### [Aim]
Without altering anything, repeat each of the records.

[BEGIN Supplied material]

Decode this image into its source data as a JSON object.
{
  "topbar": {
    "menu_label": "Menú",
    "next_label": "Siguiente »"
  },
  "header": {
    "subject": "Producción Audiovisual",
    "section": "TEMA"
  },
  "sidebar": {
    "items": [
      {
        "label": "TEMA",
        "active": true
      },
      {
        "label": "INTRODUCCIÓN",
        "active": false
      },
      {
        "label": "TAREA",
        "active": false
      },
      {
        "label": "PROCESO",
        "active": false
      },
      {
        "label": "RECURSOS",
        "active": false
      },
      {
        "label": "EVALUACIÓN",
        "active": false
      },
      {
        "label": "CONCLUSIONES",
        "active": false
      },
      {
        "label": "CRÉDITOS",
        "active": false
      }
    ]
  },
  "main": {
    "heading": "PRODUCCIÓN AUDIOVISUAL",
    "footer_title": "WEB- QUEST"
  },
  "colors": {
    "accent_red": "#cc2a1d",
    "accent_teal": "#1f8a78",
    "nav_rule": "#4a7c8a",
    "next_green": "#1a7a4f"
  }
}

[END Supplied material]

### [Answer below]
Decode this image into its source data as a JSON object.
{
  "topbar": {
    "menu_label": "Menú",
    "next_label": "Siguiente »"
  },
  "header": {
    "subject": "Producción Audiovisual",
    "section": "TEMA"
  },
  "sidebar": {
    "items": [
      {
        "label": "TEMA",
        "active": true
      },
      {
        "label": "INTRODUCCIÓN",
        "active": false
      },
      {
        "label": "TAREA",
        "active": false
      },
      {
        "label": "PROCESO",
        "active": false
      },
      {
        "label": "RECURSOS",
        "active": false
      },
      {
        "label": "EVALUACIÓN",
        "active": false
      },
      {
        "label": "CONCLUSIONES",
        "active": false
      },
      {
        "label": "CRÉDITOS",
        "active": false
      }
    ]
  },
  "main": {
    "heading": "PRODUCCIÓN AUDIOVISUAL",
    "footer_title": "WEB- QUEST"
  },
  "colors": {
    "accent_red": "#cc2a1d",
    "accent_teal": "#1f8a78",
    "nav_rule": "#4a7c8a",
    "next_green": "#1a7a4f"
  }
}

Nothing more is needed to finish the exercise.